**EXCERPTED RECORDS:**
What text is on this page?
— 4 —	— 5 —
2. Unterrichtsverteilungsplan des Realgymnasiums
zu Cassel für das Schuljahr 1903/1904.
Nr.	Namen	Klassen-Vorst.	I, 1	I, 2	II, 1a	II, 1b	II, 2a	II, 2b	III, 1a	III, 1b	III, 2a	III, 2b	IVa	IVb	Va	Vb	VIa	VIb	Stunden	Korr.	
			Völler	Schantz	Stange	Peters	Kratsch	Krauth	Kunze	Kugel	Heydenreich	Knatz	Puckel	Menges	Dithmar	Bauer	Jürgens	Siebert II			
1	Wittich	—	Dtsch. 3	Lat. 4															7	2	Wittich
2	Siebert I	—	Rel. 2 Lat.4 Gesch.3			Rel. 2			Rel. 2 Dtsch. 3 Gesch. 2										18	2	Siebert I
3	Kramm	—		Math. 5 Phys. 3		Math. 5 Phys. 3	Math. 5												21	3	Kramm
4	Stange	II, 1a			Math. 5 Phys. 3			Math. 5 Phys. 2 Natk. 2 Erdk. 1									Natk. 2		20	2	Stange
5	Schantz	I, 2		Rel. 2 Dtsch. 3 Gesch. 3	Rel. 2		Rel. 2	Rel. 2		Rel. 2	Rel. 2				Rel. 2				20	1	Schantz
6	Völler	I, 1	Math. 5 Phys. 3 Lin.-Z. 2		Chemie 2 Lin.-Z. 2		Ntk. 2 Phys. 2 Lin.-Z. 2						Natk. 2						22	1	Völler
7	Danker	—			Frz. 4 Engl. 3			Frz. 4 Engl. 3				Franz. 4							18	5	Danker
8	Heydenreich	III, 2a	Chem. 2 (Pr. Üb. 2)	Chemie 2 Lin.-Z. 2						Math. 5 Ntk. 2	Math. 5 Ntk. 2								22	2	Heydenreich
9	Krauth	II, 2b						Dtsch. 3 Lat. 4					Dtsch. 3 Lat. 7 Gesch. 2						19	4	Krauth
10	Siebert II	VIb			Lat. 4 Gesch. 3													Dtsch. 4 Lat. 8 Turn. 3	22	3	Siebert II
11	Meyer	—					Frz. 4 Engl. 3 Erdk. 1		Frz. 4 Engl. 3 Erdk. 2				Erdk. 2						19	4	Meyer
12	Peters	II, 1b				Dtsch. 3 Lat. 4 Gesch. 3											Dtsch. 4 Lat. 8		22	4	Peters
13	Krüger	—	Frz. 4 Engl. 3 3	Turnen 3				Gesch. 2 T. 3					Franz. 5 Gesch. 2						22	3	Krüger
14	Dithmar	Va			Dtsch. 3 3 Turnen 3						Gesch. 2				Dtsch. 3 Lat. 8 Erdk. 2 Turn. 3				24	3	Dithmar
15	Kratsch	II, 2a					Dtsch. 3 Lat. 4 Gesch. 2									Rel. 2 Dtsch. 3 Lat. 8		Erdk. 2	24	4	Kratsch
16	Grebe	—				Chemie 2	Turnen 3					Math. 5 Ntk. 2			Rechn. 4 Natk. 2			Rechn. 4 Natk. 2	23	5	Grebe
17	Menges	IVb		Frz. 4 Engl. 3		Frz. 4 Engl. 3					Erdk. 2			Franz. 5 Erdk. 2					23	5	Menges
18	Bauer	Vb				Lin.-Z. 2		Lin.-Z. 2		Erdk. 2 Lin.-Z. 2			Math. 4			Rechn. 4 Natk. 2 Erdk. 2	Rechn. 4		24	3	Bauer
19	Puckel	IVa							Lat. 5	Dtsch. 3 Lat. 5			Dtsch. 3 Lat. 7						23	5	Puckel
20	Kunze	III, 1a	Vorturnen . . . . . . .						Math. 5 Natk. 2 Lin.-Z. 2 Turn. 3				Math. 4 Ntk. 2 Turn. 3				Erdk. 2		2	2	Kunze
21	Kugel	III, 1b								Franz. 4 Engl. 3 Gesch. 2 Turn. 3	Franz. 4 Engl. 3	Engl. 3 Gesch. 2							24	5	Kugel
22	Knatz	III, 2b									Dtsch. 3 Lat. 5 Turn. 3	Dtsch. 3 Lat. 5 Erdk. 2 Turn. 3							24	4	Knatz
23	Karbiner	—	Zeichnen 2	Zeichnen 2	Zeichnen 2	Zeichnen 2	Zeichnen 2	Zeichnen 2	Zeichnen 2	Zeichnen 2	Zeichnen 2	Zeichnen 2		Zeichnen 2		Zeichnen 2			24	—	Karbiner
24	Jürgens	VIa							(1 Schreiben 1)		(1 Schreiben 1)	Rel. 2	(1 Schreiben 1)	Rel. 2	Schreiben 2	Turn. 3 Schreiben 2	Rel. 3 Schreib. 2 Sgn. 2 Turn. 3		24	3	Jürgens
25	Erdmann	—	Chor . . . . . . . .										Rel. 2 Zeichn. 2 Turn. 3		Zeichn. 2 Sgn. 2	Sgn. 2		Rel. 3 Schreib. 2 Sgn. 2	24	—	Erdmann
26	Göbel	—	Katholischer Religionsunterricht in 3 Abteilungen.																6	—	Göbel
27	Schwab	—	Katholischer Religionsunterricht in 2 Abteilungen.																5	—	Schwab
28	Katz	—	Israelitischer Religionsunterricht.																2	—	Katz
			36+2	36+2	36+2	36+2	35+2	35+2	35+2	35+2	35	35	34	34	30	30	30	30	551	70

**EXERCISE DIRECTIONS:**
Return each line of the listing that holds the string "Erdk".

**WORKED ANSWER:**
4	Stange	II, 1a			Math. 5 Phys. 3			Math. 5 Phys. 2 Natk. 2 Erdk. 1									Natk. 2		20	2	Stange
11	Meyer	—					Frz. 4 Engl. 3 Erdk. 1		Frz. 4 Engl. 3 Erdk. 2				Erdk. 2						19	4	Meyer
14	Dithmar	Va			Dtsch. 3 3 Turnen 3						Gesch. 2				Dtsch. 3 Lat. 8 Erdk. 2 Turn. 3				24	3	Dithmar
15	Kratsch	II, 2a					Dtsch. 3 Lat. 4 Gesch. 2									Rel. 2 Dtsch. 3 Lat. 8		Erdk. 2	24	4	Kratsch
17	Menges	IVb		Frz. 4 Engl. 3		Frz. 4 Engl. 3					Erdk. 2			Franz. 5 Erdk. 2					23	5	Menges
18	Bauer	Vb				Lin.-Z. 2		Lin.-Z. 2		Erdk. 2 Lin.-Z. 2			Math. 4			Rechn. 4 Natk. 2 Erdk. 2	Rechn. 4		24	3	Bauer
20	Kunze	III, 1a	Vorturnen . . . . . . .						Math. 5 Natk. 2 Lin.-Z. 2 Turn. 3				Math. 4 Ntk. 2 Turn. 3				Erdk. 2		2	2	Kunze
22	Knatz	III, 2b									Dtsch. 3 Lat. 5 Turn. 3	Dtsch. 3 Lat. 5 Erdk. 2 Turn. 3							24	4	Knatz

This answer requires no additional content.